Count up the lines in the following listing that hold the word "ynaydi", then give only that count.

+++ INFORMATION SUPPLIED +++

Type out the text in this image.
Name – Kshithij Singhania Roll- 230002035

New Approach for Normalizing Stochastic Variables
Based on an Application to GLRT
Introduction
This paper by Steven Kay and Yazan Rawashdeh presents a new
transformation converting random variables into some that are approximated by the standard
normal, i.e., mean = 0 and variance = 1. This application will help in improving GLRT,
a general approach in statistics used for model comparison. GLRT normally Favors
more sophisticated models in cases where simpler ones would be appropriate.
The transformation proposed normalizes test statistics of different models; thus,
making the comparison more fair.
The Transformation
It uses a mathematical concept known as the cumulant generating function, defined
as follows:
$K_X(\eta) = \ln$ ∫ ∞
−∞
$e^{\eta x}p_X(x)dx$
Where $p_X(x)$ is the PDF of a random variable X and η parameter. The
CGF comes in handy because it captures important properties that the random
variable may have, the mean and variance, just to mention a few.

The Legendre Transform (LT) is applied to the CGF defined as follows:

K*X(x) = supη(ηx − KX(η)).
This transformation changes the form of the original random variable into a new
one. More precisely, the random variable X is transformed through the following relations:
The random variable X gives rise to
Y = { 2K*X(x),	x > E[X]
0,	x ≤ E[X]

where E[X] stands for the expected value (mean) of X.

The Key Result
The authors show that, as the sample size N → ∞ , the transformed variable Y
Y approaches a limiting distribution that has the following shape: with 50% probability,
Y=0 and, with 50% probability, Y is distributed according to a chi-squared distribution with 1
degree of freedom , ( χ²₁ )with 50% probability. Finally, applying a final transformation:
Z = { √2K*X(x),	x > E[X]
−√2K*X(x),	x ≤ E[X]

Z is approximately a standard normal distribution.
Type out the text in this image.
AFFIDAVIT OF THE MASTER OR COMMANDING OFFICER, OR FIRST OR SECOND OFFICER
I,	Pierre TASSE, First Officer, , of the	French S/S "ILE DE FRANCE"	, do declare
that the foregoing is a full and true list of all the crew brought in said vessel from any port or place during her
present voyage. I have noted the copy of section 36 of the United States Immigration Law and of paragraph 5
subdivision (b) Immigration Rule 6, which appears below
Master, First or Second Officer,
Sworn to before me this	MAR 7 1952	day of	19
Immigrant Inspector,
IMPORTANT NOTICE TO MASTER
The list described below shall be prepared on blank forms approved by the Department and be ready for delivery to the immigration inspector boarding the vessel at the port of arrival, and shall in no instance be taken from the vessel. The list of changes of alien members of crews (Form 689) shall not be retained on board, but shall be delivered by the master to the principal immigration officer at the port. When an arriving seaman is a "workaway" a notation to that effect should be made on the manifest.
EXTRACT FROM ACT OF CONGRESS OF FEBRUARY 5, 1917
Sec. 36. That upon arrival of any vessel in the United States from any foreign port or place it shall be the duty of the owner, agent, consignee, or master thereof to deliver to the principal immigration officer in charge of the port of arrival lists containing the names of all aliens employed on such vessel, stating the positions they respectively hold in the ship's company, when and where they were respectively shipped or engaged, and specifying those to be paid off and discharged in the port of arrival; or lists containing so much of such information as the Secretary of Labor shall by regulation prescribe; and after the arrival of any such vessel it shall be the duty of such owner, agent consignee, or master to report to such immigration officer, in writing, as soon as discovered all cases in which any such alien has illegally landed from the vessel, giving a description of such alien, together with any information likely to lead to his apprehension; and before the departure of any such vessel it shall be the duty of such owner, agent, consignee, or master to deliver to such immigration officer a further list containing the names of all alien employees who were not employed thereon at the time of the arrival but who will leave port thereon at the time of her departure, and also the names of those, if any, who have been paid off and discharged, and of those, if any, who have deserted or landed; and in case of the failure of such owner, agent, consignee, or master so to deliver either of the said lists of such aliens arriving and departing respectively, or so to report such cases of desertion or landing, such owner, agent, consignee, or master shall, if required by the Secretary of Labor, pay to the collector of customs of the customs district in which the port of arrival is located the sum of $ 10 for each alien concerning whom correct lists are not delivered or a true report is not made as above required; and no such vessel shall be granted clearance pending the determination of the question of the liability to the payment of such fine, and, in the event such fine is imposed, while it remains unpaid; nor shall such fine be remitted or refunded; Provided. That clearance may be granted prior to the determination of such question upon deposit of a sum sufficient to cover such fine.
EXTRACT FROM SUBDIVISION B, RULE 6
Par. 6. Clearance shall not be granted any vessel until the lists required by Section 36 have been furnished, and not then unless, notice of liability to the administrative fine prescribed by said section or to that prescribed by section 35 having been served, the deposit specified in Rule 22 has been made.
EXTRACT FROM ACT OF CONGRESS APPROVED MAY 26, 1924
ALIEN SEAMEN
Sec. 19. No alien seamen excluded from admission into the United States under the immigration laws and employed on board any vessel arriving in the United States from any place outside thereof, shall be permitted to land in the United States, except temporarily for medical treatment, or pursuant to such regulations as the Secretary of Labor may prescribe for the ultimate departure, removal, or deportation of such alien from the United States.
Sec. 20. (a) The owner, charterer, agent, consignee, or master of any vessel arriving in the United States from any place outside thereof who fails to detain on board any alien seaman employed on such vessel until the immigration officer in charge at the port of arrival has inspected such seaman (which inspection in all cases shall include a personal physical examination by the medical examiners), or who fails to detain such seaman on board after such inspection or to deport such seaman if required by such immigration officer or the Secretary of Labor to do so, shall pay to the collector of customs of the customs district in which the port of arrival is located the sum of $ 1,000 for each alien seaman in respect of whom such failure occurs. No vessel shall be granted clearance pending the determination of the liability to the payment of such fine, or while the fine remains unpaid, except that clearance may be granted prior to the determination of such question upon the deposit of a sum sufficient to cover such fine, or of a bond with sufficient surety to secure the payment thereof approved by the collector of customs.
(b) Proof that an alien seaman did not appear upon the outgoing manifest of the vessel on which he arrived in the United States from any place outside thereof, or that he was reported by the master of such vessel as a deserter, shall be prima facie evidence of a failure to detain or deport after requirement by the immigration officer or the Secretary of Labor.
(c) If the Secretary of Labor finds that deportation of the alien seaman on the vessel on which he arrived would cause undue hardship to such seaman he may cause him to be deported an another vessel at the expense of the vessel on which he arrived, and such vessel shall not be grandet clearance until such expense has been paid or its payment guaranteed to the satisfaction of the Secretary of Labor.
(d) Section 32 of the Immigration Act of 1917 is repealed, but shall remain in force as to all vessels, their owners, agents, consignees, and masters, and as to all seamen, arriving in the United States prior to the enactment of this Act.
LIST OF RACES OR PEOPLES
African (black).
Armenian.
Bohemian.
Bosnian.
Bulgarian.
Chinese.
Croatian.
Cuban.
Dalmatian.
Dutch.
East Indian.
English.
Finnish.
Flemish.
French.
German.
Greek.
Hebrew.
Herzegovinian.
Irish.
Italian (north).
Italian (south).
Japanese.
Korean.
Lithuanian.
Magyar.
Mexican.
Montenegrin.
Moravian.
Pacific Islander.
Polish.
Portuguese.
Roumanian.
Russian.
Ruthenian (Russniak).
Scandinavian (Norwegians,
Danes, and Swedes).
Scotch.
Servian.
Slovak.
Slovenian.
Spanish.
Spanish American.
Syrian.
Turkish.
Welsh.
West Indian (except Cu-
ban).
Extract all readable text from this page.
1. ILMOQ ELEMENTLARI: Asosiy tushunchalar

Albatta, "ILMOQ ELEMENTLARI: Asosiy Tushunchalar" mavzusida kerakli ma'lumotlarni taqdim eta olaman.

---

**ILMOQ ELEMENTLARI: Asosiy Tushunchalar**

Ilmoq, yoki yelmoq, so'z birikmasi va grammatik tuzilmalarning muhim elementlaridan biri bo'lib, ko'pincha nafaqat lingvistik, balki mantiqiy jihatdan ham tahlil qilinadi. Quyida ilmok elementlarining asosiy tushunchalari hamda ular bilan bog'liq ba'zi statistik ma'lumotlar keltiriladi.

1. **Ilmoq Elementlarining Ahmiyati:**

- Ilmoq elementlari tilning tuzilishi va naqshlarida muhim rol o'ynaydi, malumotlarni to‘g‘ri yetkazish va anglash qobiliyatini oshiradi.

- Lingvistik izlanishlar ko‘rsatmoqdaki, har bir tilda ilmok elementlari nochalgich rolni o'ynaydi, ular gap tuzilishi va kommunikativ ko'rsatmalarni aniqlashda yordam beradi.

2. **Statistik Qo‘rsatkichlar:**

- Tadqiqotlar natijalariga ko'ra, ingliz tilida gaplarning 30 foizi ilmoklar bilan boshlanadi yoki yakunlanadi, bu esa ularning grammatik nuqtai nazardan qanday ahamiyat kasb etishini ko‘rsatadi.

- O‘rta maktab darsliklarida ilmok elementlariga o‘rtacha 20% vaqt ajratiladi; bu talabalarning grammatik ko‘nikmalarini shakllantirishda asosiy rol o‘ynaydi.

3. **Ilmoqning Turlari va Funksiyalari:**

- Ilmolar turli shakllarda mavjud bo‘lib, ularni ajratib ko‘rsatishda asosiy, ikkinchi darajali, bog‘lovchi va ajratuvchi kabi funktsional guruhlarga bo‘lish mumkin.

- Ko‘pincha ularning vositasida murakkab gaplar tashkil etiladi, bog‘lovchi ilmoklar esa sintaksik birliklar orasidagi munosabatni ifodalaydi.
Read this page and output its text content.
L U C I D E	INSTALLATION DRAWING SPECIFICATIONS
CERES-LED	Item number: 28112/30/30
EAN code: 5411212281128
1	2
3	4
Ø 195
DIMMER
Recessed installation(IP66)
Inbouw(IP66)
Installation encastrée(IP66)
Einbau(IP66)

+++

FULL OUTPUT:
3